* DATA ENTRIES *
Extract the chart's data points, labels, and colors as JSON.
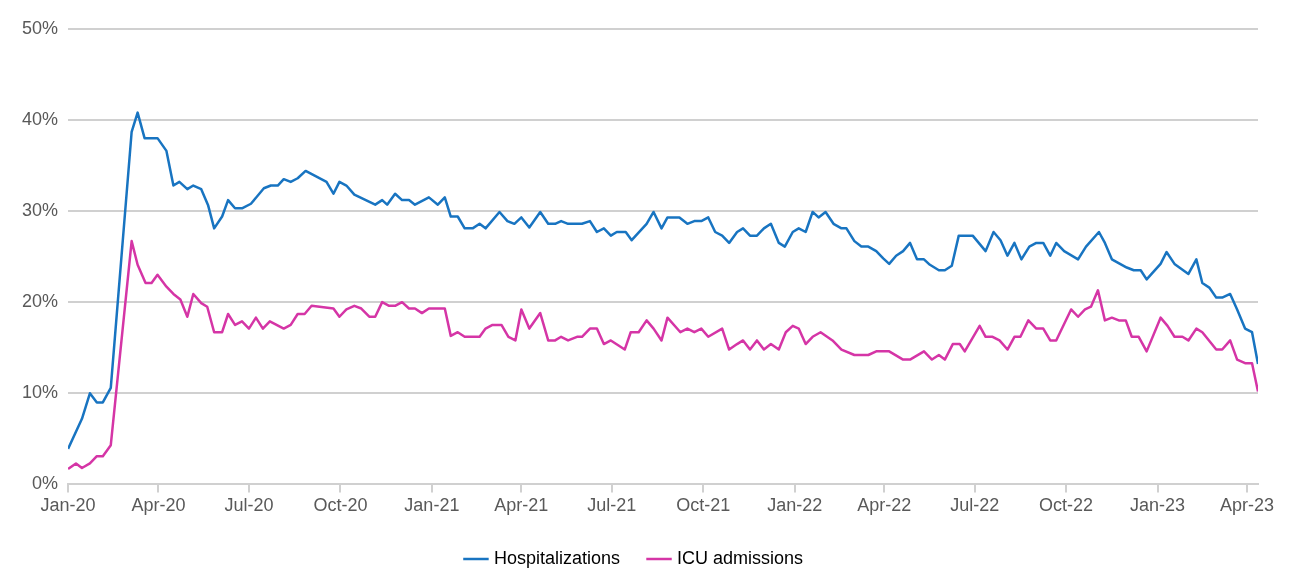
{
  "chart_data": {
    "type": "line",
    "xlim": [
      "2020-01-01",
      "2023-04-12"
    ],
    "xticks": [
      {
        "value": "2020-01-01",
        "label": "Jan-20"
      },
      {
        "value": "2020-04-01",
        "label": "Apr-20"
      },
      {
        "value": "2020-07-01",
        "label": "Jul-20"
      },
      {
        "value": "2020-10-01",
        "label": "Oct-20"
      },
      {
        "value": "2021-01-01",
        "label": "Jan-21"
      },
      {
        "value": "2021-04-01",
        "label": "Apr-21"
      },
      {
        "value": "2021-07-01",
        "label": "Jul-21"
      },
      {
        "value": "2021-10-01",
        "label": "Oct-21"
      },
      {
        "value": "2022-01-01",
        "label": "Jan-22"
      },
      {
        "value": "2022-04-01",
        "label": "Apr-22"
      },
      {
        "value": "2022-07-01",
        "label": "Jul-22"
      },
      {
        "value": "2022-10-01",
        "label": "Oct-22"
      },
      {
        "value": "2023-01-01",
        "label": "Jan-23"
      },
      {
        "value": "2023-04-01",
        "label": "Apr-23"
      }
    ],
    "ylim": [
      0,
      50
    ],
    "yticks": [
      {
        "value": 0,
        "label": "0%"
      },
      {
        "value": 10,
        "label": "10%"
      },
      {
        "value": 20,
        "label": "20%"
      },
      {
        "value": 30,
        "label": "30%"
      },
      {
        "value": 40,
        "label": "40%"
      },
      {
        "value": 50,
        "label": "50%"
      }
    ],
    "grid": "y",
    "legend": "bottom",
    "marker": "none",
    "line_style": "solid",
    "series": [
      {
        "name": "Hospitalizations",
        "color": "#1874c1",
        "x": [
          "2020-01-01",
          "2020-01-15",
          "2020-01-23",
          "2020-01-30",
          "2020-02-05",
          "2020-02-13",
          "2020-03-05",
          "2020-03-11",
          "2020-03-18",
          "2020-03-31",
          "2020-04-09",
          "2020-04-16",
          "2020-04-22",
          "2020-04-30",
          "2020-05-06",
          "2020-05-14",
          "2020-05-21",
          "2020-05-27",
          "2020-06-04",
          "2020-06-10",
          "2020-06-17",
          "2020-06-24",
          "2020-07-03",
          "2020-07-16",
          "2020-07-23",
          "2020-07-30",
          "2020-08-05",
          "2020-08-12",
          "2020-08-19",
          "2020-08-27",
          "2020-09-17",
          "2020-09-24",
          "2020-09-30",
          "2020-10-07",
          "2020-10-15",
          "2020-11-05",
          "2020-11-12",
          "2020-11-17",
          "2020-11-25",
          "2020-12-02",
          "2020-12-09",
          "2020-12-15",
          "2020-12-29",
          "2021-01-07",
          "2021-01-14",
          "2021-01-20",
          "2021-01-27",
          "2021-02-03",
          "2021-02-11",
          "2021-02-18",
          "2021-02-24",
          "2021-03-10",
          "2021-03-18",
          "2021-03-25",
          "2021-04-01",
          "2021-04-09",
          "2021-04-20",
          "2021-04-28",
          "2021-05-05",
          "2021-05-11",
          "2021-05-18",
          "2021-06-01",
          "2021-06-09",
          "2021-06-16",
          "2021-06-23",
          "2021-06-30",
          "2021-07-06",
          "2021-07-15",
          "2021-07-21",
          "2021-08-05",
          "2021-08-12",
          "2021-08-20",
          "2021-08-26",
          "2021-09-07",
          "2021-09-15",
          "2021-09-22",
          "2021-09-29",
          "2021-10-06",
          "2021-10-13",
          "2021-10-20",
          "2021-10-27",
          "2021-11-04",
          "2021-11-10",
          "2021-11-17",
          "2021-11-24",
          "2021-12-01",
          "2021-12-08",
          "2021-12-16",
          "2021-12-22",
          "2021-12-30",
          "2022-01-05",
          "2022-01-12",
          "2022-01-19",
          "2022-01-25",
          "2022-02-01",
          "2022-02-09",
          "2022-02-17",
          "2022-02-22",
          "2022-03-02",
          "2022-03-09",
          "2022-03-16",
          "2022-03-24",
          "2022-03-31",
          "2022-04-06",
          "2022-04-13",
          "2022-04-20",
          "2022-04-27",
          "2022-05-04",
          "2022-05-11",
          "2022-05-17",
          "2022-05-26",
          "2022-06-01",
          "2022-06-08",
          "2022-06-15",
          "2022-06-29",
          "2022-07-12",
          "2022-07-20",
          "2022-07-27",
          "2022-08-03",
          "2022-08-10",
          "2022-08-17",
          "2022-08-25",
          "2022-09-01",
          "2022-09-08",
          "2022-09-15",
          "2022-09-21",
          "2022-09-29",
          "2022-10-13",
          "2022-10-21",
          "2022-11-03",
          "2022-11-09",
          "2022-11-16",
          "2022-12-01",
          "2022-12-08",
          "2022-12-15",
          "2022-12-21",
          "2023-01-04",
          "2023-01-10",
          "2023-01-18",
          "2023-02-01",
          "2023-02-09",
          "2023-02-15",
          "2023-02-22",
          "2023-03-01",
          "2023-03-07",
          "2023-03-15",
          "2023-03-22",
          "2023-03-30",
          "2023-04-06",
          "2023-04-12"
        ],
        "values": [
          3.9,
          7.2,
          10.0,
          9.0,
          9.0,
          10.6,
          38.7,
          40.8,
          38.0,
          38.0,
          36.6,
          32.8,
          33.2,
          32.4,
          32.8,
          32.4,
          30.6,
          28.1,
          29.4,
          31.2,
          30.3,
          30.3,
          30.8,
          32.5,
          32.8,
          32.8,
          33.5,
          33.2,
          33.6,
          34.4,
          33.2,
          31.9,
          33.2,
          32.8,
          31.8,
          30.7,
          31.2,
          30.7,
          31.9,
          31.2,
          31.2,
          30.7,
          31.5,
          30.7,
          31.5,
          29.4,
          29.4,
          28.1,
          28.1,
          28.6,
          28.1,
          29.9,
          28.9,
          28.6,
          29.3,
          28.2,
          29.9,
          28.6,
          28.6,
          28.9,
          28.6,
          28.6,
          28.9,
          27.7,
          28.1,
          27.3,
          27.7,
          27.7,
          26.8,
          28.6,
          29.9,
          28.1,
          29.3,
          29.3,
          28.6,
          28.9,
          28.9,
          29.3,
          27.7,
          27.3,
          26.5,
          27.7,
          28.1,
          27.3,
          27.3,
          28.1,
          28.6,
          26.5,
          26.1,
          27.7,
          28.1,
          27.7,
          29.9,
          29.3,
          29.9,
          28.6,
          28.1,
          28.1,
          26.7,
          26.1,
          26.1,
          25.6,
          24.8,
          24.2,
          25.1,
          25.6,
          26.5,
          24.7,
          24.7,
          24.1,
          23.5,
          23.5,
          24.0,
          27.3,
          27.3,
          25.6,
          27.7,
          26.8,
          25.1,
          26.5,
          24.7,
          26.1,
          26.5,
          26.5,
          25.1,
          26.5,
          25.6,
          24.7,
          26.1,
          27.7,
          26.5,
          24.7,
          23.8,
          23.5,
          23.5,
          22.5,
          24.2,
          25.5,
          24.2,
          23.1,
          24.7,
          22.1,
          21.6,
          20.5,
          20.5,
          20.9,
          19.2,
          17.1,
          16.7,
          13.2
        ]
      },
      {
        "name": "ICU admissions",
        "color": "#d535a6",
        "x": [
          "2020-01-01",
          "2020-01-09",
          "2020-01-15",
          "2020-01-23",
          "2020-01-30",
          "2020-02-05",
          "2020-02-13",
          "2020-03-05",
          "2020-03-11",
          "2020-03-19",
          "2020-03-25",
          "2020-03-31",
          "2020-04-09",
          "2020-04-16",
          "2020-04-23",
          "2020-04-30",
          "2020-05-06",
          "2020-05-14",
          "2020-05-20",
          "2020-05-27",
          "2020-06-04",
          "2020-06-10",
          "2020-06-17",
          "2020-06-24",
          "2020-07-01",
          "2020-07-08",
          "2020-07-15",
          "2020-07-22",
          "2020-08-05",
          "2020-08-12",
          "2020-08-19",
          "2020-08-26",
          "2020-09-02",
          "2020-09-24",
          "2020-09-30",
          "2020-10-07",
          "2020-10-15",
          "2020-10-22",
          "2020-10-30",
          "2020-11-05",
          "2020-11-12",
          "2020-11-19",
          "2020-11-25",
          "2020-12-02",
          "2020-12-09",
          "2020-12-15",
          "2020-12-22",
          "2020-12-29",
          "2021-01-14",
          "2021-01-20",
          "2021-01-27",
          "2021-02-03",
          "2021-02-18",
          "2021-02-24",
          "2021-03-03",
          "2021-03-12",
          "2021-03-19",
          "2021-03-26",
          "2021-04-01",
          "2021-04-09",
          "2021-04-20",
          "2021-04-28",
          "2021-05-05",
          "2021-05-11",
          "2021-05-18",
          "2021-05-27",
          "2021-06-01",
          "2021-06-09",
          "2021-06-16",
          "2021-06-23",
          "2021-06-30",
          "2021-07-14",
          "2021-07-20",
          "2021-07-28",
          "2021-08-05",
          "2021-08-12",
          "2021-08-20",
          "2021-08-26",
          "2021-09-08",
          "2021-09-15",
          "2021-09-22",
          "2021-09-29",
          "2021-10-06",
          "2021-10-20",
          "2021-10-27",
          "2021-11-04",
          "2021-11-10",
          "2021-11-17",
          "2021-11-24",
          "2021-12-01",
          "2021-12-08",
          "2021-12-16",
          "2021-12-23",
          "2021-12-30",
          "2022-01-05",
          "2022-01-12",
          "2022-01-19",
          "2022-01-27",
          "2022-02-08",
          "2022-02-17",
          "2022-03-02",
          "2022-03-16",
          "2022-03-24",
          "2022-04-06",
          "2022-04-20",
          "2022-04-27",
          "2022-05-11",
          "2022-05-19",
          "2022-05-26",
          "2022-06-01",
          "2022-06-09",
          "2022-06-16",
          "2022-06-21",
          "2022-07-06",
          "2022-07-12",
          "2022-07-19",
          "2022-07-26",
          "2022-08-03",
          "2022-08-10",
          "2022-08-16",
          "2022-08-24",
          "2022-09-01",
          "2022-09-08",
          "2022-09-15",
          "2022-09-21",
          "2022-10-06",
          "2022-10-13",
          "2022-10-20",
          "2022-10-26",
          "2022-11-02",
          "2022-11-09",
          "2022-11-16",
          "2022-11-23",
          "2022-11-30",
          "2022-12-06",
          "2022-12-13",
          "2022-12-21",
          "2023-01-04",
          "2023-01-11",
          "2023-01-18",
          "2023-01-26",
          "2023-02-01",
          "2023-02-09",
          "2023-02-15",
          "2023-03-01",
          "2023-03-07",
          "2023-03-15",
          "2023-03-22",
          "2023-03-30",
          "2023-04-06",
          "2023-04-12"
        ],
        "values": [
          1.7,
          2.3,
          1.8,
          2.3,
          3.1,
          3.1,
          4.3,
          26.7,
          24.1,
          22.1,
          22.1,
          23.0,
          21.7,
          20.9,
          20.3,
          18.4,
          20.9,
          19.9,
          19.5,
          16.7,
          16.7,
          18.7,
          17.5,
          17.9,
          17.1,
          18.3,
          17.1,
          17.9,
          17.1,
          17.5,
          18.7,
          18.7,
          19.6,
          19.3,
          18.4,
          19.2,
          19.6,
          19.3,
          18.4,
          18.4,
          20.0,
          19.6,
          19.6,
          20.0,
          19.3,
          19.3,
          18.8,
          19.3,
          19.3,
          16.3,
          16.7,
          16.2,
          16.2,
          17.1,
          17.5,
          17.5,
          16.2,
          15.8,
          19.2,
          17.1,
          18.8,
          15.8,
          15.8,
          16.2,
          15.8,
          16.2,
          16.2,
          17.1,
          17.1,
          15.4,
          15.8,
          14.8,
          16.7,
          16.7,
          18.0,
          17.1,
          15.8,
          18.3,
          16.7,
          17.1,
          16.7,
          17.1,
          16.2,
          17.1,
          14.8,
          15.4,
          15.8,
          14.8,
          15.8,
          14.8,
          15.4,
          14.8,
          16.7,
          17.4,
          17.1,
          15.4,
          16.2,
          16.7,
          15.8,
          14.8,
          14.2,
          14.2,
          14.6,
          14.6,
          13.7,
          13.7,
          14.6,
          13.7,
          14.2,
          13.7,
          15.4,
          15.4,
          14.6,
          17.4,
          16.2,
          16.2,
          15.8,
          14.8,
          16.2,
          16.2,
          18.0,
          17.1,
          17.1,
          15.8,
          15.8,
          19.2,
          18.4,
          19.2,
          19.5,
          21.3,
          18.0,
          18.3,
          18.0,
          18.0,
          16.2,
          16.2,
          14.6,
          18.3,
          17.4,
          16.2,
          16.2,
          15.8,
          17.1,
          16.7,
          14.8,
          14.8,
          15.8,
          13.7,
          13.3,
          13.3,
          10.2
        ]
      }
    ]
  }
}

* TASK INSTRUCTIONS *
Gather all the lines that include the word "name" and copy them out.

* SOLUTION TO THIS TASK *
        "name": "Hospitalizations",
        "name": "ICU admissions",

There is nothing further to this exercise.